Provided data
------------------------------
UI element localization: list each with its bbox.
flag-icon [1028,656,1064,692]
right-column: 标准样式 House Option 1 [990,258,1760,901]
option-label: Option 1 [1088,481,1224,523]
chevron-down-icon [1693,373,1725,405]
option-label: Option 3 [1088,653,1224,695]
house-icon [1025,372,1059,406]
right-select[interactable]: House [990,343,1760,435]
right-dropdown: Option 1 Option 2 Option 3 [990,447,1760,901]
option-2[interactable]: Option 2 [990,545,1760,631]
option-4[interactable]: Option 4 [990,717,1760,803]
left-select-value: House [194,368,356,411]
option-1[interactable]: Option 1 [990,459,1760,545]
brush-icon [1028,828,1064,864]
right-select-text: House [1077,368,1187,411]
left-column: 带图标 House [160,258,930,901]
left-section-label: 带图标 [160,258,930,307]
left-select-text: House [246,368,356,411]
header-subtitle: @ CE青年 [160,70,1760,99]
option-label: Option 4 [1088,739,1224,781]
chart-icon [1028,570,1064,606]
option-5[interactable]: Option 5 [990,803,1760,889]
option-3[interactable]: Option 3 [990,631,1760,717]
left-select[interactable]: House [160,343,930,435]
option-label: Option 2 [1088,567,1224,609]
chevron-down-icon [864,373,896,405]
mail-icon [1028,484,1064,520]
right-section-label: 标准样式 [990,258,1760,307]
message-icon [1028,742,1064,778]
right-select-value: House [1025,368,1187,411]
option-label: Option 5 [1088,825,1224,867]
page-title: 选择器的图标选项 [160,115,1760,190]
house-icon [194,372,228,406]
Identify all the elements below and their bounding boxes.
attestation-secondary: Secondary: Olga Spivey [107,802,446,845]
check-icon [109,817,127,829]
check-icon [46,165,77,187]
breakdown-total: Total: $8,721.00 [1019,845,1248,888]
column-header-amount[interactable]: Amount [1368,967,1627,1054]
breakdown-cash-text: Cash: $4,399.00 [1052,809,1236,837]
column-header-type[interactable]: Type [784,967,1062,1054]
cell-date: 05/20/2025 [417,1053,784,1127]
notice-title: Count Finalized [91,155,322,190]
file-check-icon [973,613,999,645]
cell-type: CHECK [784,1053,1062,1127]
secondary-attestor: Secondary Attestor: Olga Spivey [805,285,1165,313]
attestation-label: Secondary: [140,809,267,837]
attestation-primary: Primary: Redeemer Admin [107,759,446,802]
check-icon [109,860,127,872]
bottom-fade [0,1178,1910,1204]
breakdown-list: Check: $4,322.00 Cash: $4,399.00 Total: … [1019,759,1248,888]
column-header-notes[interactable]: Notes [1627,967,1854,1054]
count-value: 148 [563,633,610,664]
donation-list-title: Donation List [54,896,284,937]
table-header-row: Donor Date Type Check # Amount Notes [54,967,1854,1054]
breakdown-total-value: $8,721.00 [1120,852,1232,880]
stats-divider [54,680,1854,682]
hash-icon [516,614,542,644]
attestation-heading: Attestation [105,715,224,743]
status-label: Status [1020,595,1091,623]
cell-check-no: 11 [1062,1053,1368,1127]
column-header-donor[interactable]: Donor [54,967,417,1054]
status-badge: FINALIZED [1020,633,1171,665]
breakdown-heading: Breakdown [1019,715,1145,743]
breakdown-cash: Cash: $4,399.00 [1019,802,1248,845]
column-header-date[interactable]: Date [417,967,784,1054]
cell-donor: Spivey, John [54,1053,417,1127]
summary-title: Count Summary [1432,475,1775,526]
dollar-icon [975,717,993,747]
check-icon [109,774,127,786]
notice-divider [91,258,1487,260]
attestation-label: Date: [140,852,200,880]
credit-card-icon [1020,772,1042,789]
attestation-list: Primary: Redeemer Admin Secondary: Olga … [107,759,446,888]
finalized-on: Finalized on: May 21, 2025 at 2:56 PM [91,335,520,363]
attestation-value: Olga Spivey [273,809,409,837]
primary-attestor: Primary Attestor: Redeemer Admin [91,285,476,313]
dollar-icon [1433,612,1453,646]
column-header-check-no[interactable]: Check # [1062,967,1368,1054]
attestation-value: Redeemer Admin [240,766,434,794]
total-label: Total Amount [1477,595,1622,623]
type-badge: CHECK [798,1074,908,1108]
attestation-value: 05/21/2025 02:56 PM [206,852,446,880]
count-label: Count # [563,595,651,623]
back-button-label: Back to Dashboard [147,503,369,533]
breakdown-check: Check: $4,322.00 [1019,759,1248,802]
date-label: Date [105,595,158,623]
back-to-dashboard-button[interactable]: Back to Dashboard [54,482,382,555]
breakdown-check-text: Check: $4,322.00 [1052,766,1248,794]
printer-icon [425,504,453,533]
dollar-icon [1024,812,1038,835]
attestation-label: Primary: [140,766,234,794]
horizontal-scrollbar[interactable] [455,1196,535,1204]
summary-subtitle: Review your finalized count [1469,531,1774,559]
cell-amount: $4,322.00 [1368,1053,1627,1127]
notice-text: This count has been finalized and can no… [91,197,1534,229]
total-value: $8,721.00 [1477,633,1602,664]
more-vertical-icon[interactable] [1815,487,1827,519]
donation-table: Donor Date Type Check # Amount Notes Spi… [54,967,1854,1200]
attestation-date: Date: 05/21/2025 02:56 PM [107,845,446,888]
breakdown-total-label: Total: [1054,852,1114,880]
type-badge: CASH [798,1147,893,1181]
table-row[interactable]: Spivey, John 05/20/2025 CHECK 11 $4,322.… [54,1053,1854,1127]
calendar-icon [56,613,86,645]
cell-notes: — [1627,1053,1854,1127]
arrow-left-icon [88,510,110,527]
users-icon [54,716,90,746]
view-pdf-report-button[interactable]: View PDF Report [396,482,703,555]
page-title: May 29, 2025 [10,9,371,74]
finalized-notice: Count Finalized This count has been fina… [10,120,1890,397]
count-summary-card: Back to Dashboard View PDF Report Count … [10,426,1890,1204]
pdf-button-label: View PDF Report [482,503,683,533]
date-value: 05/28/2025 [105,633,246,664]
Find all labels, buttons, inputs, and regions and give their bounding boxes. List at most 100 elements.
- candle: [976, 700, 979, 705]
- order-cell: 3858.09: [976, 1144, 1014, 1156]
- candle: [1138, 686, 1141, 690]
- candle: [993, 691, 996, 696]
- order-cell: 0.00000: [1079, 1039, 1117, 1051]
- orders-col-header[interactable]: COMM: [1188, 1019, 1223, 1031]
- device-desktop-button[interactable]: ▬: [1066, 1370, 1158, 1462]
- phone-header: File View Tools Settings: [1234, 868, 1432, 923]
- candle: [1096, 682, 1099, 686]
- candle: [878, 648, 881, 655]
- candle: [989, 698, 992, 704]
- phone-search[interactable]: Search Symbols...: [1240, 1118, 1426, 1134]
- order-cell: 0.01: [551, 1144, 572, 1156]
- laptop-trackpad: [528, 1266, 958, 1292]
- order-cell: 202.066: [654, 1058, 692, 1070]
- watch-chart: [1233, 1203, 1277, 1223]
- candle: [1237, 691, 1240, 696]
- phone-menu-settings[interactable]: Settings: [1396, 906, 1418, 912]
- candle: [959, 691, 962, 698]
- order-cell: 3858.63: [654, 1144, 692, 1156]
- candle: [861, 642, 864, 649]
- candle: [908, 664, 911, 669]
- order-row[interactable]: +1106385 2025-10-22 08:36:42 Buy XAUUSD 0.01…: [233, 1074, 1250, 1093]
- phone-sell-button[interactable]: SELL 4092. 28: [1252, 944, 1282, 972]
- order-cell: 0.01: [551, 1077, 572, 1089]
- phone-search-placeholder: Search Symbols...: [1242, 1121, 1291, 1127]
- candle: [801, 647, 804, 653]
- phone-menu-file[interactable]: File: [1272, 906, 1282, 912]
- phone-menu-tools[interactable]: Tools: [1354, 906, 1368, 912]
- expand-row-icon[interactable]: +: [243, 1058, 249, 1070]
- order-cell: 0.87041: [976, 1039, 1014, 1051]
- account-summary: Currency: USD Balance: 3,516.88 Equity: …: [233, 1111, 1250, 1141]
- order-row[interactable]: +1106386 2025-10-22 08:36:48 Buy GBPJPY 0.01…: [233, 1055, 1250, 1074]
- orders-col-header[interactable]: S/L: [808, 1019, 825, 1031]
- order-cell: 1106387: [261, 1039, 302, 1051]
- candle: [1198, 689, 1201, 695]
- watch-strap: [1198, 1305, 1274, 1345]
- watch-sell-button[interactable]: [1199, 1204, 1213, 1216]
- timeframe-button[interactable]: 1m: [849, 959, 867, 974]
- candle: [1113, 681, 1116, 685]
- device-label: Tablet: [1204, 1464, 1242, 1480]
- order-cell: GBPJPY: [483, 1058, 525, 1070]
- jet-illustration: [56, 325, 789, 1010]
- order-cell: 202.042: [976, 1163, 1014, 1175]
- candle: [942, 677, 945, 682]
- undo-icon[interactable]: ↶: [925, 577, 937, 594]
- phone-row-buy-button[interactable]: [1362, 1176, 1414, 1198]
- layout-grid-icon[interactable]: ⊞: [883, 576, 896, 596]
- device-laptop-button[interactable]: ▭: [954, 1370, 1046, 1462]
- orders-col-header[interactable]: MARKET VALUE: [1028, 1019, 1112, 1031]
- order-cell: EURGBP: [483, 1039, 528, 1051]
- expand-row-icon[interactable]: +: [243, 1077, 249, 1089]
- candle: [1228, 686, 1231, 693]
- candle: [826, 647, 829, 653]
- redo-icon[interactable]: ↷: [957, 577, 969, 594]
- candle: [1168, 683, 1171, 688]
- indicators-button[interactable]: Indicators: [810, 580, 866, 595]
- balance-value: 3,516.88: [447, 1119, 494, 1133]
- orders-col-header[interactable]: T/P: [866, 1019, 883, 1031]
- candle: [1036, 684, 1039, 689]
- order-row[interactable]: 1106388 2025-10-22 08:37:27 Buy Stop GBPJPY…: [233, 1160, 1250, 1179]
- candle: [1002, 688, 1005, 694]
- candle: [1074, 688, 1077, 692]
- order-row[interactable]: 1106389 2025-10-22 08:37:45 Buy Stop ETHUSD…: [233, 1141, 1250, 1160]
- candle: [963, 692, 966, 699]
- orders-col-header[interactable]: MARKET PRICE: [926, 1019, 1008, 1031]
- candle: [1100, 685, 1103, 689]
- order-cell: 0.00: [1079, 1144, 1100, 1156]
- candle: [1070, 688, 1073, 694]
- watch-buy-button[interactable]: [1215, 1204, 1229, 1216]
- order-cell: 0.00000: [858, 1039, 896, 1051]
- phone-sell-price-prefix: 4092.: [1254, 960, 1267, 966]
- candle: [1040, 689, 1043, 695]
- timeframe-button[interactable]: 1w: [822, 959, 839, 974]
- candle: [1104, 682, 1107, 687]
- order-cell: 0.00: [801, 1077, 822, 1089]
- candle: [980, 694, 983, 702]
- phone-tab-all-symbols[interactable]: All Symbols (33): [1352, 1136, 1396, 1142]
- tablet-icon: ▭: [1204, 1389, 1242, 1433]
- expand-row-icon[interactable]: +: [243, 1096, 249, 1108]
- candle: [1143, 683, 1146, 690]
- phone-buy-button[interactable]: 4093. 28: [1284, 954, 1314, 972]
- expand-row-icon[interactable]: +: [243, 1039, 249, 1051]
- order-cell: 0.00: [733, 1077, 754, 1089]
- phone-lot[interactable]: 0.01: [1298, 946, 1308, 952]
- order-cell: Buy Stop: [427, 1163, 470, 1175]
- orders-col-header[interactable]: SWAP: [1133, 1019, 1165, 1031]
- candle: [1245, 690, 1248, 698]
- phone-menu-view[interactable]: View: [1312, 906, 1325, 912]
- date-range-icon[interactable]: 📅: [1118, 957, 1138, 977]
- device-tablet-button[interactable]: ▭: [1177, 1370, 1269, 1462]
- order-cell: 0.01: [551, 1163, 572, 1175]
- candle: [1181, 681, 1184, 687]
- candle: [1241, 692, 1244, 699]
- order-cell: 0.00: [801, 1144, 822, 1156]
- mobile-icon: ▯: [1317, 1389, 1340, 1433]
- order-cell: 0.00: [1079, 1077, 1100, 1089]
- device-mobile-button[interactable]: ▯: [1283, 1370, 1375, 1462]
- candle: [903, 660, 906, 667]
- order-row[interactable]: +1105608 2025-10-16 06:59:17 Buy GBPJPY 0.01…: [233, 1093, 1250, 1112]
------------------------------
Reproduce the records verbatim, starting at their first line and ending at the line that contains "option-4[interactable]: Option 4", with that line included.

UI element localization: list each with its bbox.
flag-icon [1028,656,1064,692]
right-column: 标准样式 House Option 1 [990,258,1760,901]
option-label: Option 1 [1088,481,1224,523]
chevron-down-icon [1693,373,1725,405]
option-label: Option 3 [1088,653,1224,695]
house-icon [1025,372,1059,406]
right-select[interactable]: House [990,343,1760,435]
right-dropdown: Option 1 Option 2 Option 3 [990,447,1760,901]
option-2[interactable]: Option 2 [990,545,1760,631]
option-4[interactable]: Option 4 [990,717,1760,803]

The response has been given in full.